▶ **TASK OBJECTIVE**: Determine the number of lines in the data that include the word "互联网头条", and write only that number.

▶ **DATA TO PROCESS**:
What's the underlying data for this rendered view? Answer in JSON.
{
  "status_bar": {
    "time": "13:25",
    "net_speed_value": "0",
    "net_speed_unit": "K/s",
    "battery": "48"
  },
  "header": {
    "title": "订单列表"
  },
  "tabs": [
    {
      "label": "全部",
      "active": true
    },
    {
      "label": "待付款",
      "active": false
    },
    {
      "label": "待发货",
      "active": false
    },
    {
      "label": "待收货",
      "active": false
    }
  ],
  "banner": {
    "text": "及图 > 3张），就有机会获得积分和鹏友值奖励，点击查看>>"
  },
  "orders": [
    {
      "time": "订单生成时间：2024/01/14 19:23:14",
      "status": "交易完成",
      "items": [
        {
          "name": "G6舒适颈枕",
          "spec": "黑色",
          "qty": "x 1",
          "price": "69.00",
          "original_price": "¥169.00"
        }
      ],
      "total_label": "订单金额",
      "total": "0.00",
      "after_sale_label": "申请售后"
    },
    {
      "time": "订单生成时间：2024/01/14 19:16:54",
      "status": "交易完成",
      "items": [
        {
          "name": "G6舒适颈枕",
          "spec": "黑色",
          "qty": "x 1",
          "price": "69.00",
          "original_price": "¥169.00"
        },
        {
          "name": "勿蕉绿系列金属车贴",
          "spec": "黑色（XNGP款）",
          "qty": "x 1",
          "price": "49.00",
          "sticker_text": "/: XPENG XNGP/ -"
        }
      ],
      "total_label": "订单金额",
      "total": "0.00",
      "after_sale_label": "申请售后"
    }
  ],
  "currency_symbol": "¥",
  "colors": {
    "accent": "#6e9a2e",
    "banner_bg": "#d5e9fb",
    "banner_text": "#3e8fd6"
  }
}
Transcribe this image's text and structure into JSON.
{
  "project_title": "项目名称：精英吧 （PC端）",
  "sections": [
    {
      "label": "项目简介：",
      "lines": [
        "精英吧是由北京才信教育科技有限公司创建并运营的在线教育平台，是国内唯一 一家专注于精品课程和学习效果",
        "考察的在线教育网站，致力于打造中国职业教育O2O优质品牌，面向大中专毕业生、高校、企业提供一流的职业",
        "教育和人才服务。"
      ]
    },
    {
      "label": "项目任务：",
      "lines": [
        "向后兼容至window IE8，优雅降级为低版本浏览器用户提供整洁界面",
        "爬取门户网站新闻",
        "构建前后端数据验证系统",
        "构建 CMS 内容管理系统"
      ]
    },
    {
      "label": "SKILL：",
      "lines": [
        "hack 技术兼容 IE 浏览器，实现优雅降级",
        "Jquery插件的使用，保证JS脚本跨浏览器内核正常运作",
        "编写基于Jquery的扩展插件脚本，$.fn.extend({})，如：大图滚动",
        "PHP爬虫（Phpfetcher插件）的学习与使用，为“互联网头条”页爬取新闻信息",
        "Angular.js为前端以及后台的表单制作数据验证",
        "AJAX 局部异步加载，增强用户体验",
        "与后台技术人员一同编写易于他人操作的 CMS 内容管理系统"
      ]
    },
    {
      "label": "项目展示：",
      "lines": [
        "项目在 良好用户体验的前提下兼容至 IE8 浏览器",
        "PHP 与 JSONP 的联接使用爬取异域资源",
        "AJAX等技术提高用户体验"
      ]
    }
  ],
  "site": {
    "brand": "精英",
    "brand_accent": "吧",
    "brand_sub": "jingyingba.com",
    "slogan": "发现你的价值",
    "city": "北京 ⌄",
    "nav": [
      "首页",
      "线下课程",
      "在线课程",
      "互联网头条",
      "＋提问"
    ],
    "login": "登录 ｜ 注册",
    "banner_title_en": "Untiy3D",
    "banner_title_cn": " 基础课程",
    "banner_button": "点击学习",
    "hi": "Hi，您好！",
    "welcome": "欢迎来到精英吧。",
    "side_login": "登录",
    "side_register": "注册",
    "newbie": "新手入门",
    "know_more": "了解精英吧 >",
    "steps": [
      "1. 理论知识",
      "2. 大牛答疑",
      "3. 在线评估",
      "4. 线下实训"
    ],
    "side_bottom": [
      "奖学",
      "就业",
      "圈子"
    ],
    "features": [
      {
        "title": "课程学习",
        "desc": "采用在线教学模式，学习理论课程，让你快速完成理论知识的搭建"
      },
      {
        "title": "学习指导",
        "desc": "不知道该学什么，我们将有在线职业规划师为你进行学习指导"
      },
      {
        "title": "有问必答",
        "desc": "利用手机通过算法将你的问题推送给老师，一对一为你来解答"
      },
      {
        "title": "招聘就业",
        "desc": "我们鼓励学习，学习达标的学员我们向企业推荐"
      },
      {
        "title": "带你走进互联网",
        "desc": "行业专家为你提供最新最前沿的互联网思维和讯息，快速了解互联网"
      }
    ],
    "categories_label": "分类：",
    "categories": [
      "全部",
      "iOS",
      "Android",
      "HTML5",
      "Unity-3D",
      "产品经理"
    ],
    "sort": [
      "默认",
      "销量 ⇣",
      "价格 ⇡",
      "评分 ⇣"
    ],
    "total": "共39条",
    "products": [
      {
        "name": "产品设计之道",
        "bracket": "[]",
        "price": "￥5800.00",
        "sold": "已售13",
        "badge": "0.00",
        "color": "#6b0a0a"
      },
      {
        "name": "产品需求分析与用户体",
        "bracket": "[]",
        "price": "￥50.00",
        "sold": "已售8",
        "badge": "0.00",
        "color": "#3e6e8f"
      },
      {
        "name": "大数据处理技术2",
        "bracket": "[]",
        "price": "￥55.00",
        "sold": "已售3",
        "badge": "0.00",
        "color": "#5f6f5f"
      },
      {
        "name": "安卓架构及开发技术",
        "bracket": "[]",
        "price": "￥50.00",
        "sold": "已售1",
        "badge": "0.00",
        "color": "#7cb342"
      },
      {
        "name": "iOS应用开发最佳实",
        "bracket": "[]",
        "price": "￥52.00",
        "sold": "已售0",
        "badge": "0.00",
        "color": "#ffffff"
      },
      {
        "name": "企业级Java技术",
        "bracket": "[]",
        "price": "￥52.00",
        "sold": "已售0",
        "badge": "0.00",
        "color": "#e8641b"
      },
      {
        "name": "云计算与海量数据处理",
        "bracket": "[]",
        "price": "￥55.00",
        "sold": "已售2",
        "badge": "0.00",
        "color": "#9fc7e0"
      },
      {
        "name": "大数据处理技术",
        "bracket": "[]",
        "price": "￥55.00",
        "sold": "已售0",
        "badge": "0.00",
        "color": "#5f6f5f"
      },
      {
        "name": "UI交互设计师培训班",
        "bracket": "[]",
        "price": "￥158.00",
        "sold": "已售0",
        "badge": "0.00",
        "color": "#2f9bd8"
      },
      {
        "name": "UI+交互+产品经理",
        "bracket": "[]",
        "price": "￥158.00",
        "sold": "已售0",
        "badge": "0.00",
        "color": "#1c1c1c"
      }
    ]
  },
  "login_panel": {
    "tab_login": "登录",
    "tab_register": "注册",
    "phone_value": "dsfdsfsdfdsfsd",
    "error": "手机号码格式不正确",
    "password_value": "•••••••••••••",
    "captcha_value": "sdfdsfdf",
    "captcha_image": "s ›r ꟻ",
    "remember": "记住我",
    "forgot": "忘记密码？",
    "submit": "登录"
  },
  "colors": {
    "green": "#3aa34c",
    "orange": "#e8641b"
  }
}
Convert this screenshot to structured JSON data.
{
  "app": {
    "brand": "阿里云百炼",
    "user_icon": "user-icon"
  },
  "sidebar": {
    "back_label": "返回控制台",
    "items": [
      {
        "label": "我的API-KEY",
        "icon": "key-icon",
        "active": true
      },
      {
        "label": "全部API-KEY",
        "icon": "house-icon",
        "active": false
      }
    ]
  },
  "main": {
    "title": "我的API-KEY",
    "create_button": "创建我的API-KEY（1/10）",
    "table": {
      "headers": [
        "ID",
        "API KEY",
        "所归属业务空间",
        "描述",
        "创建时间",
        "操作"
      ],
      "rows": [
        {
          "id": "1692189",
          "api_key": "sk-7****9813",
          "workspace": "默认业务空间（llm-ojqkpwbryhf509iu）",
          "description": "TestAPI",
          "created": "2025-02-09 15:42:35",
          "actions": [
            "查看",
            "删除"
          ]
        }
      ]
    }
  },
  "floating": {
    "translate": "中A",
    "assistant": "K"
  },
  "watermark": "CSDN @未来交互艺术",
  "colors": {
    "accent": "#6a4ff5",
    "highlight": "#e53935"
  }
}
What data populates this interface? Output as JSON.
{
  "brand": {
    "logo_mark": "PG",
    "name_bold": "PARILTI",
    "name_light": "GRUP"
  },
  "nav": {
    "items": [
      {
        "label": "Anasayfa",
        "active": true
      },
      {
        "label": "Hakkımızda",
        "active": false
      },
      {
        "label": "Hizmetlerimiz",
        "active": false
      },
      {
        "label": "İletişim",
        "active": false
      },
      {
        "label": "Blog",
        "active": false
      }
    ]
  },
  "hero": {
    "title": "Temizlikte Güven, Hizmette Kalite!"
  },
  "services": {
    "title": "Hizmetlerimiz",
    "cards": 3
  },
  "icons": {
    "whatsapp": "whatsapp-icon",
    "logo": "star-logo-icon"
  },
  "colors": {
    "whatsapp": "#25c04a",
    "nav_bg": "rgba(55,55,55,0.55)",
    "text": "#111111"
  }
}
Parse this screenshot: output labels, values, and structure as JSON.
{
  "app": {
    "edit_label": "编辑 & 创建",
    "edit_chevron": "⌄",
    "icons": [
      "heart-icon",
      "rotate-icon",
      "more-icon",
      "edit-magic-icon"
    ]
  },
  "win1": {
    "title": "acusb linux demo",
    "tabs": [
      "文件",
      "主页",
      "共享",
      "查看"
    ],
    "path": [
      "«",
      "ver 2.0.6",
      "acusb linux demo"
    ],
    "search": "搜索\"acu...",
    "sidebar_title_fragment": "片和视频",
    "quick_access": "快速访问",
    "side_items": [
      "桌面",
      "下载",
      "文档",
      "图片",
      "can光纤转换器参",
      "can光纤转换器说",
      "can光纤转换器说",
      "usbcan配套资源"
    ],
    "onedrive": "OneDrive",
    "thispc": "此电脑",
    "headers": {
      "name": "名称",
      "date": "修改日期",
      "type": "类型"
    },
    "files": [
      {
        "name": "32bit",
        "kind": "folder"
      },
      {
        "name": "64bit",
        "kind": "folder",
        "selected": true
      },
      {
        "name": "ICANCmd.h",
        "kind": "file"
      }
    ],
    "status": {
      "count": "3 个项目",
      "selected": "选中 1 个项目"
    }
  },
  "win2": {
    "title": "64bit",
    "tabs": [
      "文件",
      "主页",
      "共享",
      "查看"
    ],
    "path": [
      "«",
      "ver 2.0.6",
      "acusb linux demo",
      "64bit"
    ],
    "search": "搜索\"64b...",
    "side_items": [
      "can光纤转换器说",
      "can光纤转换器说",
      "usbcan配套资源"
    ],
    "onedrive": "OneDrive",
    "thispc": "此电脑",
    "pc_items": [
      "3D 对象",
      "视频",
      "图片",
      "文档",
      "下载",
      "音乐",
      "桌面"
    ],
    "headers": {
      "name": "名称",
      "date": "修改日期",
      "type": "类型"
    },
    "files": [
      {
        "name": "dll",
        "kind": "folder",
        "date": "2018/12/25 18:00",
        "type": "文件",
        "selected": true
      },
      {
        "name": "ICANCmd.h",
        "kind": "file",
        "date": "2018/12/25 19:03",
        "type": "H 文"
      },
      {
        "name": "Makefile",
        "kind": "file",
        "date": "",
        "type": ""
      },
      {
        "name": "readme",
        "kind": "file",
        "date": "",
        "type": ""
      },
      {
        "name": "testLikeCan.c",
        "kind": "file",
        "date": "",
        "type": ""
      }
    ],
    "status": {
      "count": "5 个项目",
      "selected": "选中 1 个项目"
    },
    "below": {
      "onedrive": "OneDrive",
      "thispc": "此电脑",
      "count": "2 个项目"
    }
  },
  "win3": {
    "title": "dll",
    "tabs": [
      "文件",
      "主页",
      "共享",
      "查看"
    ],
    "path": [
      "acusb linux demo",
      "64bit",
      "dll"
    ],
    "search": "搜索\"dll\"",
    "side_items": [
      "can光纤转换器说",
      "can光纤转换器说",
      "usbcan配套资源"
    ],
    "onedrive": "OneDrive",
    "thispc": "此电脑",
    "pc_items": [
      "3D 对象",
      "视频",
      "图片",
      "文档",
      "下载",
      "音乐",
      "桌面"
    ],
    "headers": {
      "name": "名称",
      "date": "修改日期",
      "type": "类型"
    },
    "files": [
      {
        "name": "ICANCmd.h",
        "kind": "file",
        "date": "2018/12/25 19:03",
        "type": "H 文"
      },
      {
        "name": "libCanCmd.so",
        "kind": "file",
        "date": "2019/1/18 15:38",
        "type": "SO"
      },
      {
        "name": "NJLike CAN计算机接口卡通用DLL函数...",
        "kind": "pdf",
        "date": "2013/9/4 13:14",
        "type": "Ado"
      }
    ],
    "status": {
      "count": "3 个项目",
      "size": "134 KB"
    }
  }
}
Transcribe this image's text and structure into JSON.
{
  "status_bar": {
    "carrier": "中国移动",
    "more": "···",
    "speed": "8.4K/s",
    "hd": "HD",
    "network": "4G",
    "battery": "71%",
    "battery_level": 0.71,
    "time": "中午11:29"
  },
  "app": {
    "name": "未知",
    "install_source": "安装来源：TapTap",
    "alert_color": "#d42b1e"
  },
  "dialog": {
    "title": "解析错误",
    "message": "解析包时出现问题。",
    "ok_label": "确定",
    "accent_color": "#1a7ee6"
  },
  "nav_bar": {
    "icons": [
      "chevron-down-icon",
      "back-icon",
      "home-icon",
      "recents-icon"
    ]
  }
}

▶ **EXERCISE RESPONSE**: 2